Data entries
-*-*-

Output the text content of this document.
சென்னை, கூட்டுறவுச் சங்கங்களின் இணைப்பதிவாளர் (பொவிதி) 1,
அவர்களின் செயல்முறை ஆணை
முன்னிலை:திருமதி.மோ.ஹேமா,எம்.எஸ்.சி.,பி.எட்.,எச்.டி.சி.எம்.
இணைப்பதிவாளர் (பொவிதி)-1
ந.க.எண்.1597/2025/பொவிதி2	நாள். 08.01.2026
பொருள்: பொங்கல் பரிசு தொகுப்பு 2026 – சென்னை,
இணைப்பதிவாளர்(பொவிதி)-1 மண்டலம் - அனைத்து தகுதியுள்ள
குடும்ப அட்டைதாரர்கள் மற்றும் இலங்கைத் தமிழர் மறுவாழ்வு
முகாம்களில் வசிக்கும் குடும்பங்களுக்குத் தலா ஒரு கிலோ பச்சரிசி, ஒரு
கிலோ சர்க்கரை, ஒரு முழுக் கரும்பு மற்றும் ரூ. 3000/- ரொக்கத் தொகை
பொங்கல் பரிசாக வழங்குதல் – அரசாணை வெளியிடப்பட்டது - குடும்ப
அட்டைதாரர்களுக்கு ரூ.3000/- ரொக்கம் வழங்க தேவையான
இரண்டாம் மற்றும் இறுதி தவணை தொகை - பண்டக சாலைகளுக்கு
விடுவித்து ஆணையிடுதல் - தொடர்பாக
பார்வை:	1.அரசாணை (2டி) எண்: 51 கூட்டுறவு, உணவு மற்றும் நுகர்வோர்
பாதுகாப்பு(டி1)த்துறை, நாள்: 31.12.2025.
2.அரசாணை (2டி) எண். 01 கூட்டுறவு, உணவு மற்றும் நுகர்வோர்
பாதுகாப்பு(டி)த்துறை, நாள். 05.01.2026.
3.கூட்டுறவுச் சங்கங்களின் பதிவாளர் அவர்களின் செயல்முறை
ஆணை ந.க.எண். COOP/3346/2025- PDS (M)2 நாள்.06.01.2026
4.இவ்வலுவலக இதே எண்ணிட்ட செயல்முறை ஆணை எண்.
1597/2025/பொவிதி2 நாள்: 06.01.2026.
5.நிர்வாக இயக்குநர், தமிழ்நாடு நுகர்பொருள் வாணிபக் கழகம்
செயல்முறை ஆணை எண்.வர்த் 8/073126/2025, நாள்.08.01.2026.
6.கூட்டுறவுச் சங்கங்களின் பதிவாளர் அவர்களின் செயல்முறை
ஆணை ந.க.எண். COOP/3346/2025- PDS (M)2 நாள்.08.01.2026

-*-*-

TO DO: Retype the records that precede this task, keeping them exactly the same.

FINISHED ANSWER:
Output the text content of this document.
சென்னை, கூட்டுறவுச் சங்கங்களின் இணைப்பதிவாளர் (பொவிதி) 1,
அவர்களின் செயல்முறை ஆணை
முன்னிலை:திருமதி.மோ.ஹேமா,எம்.எஸ்.சி.,பி.எட்.,எச்.டி.சி.எம்.
இணைப்பதிவாளர் (பொவிதி)-1
ந.க.எண்.1597/2025/பொவிதி2	நாள். 08.01.2026
பொருள்: பொங்கல் பரிசு தொகுப்பு 2026 – சென்னை,
இணைப்பதிவாளர்(பொவிதி)-1 மண்டலம் - அனைத்து தகுதியுள்ள
குடும்ப அட்டைதாரர்கள் மற்றும் இலங்கைத் தமிழர் மறுவாழ்வு
முகாம்களில் வசிக்கும் குடும்பங்களுக்குத் தலா ஒரு கிலோ பச்சரிசி, ஒரு
கிலோ சர்க்கரை, ஒரு முழுக் கரும்பு மற்றும் ரூ. 3000/- ரொக்கத் தொகை
பொங்கல் பரிசாக வழங்குதல் – அரசாணை வெளியிடப்பட்டது - குடும்ப
அட்டைதாரர்களுக்கு ரூ.3000/- ரொக்கம் வழங்க தேவையான
இரண்டாம் மற்றும் இறுதி தவணை தொகை - பண்டக சாலைகளுக்கு
விடுவித்து ஆணையிடுதல் - தொடர்பாக
பார்வை:	1.அரசாணை (2டி) எண்: 51 கூட்டுறவு, உணவு மற்றும் நுகர்வோர்
பாதுகாப்பு(டி1)த்துறை, நாள்: 31.12.2025.
2.அரசாணை (2டி) எண். 01 கூட்டுறவு, உணவு மற்றும் நுகர்வோர்
பாதுகாப்பு(டி)த்துறை, நாள். 05.01.2026.
3.கூட்டுறவுச் சங்கங்களின் பதிவாளர் அவர்களின் செயல்முறை
ஆணை ந.க.எண். COOP/3346/2025- PDS (M)2 நாள்.06.01.2026
4.இவ்வலுவலக இதே எண்ணிட்ட செயல்முறை ஆணை எண்.
1597/2025/பொவிதி2 நாள்: 06.01.2026.
5.நிர்வாக இயக்குநர், தமிழ்நாடு நுகர்பொருள் வாணிபக் கழகம்
செயல்முறை ஆணை எண்.வர்த் 8/073126/2025, நாள்.08.01.2026.
6.கூட்டுறவுச் சங்கங்களின் பதிவாளர் அவர்களின் செயல்முறை
ஆணை ந.க.எண். COOP/3346/2025- PDS (M)2 நாள்.08.01.2026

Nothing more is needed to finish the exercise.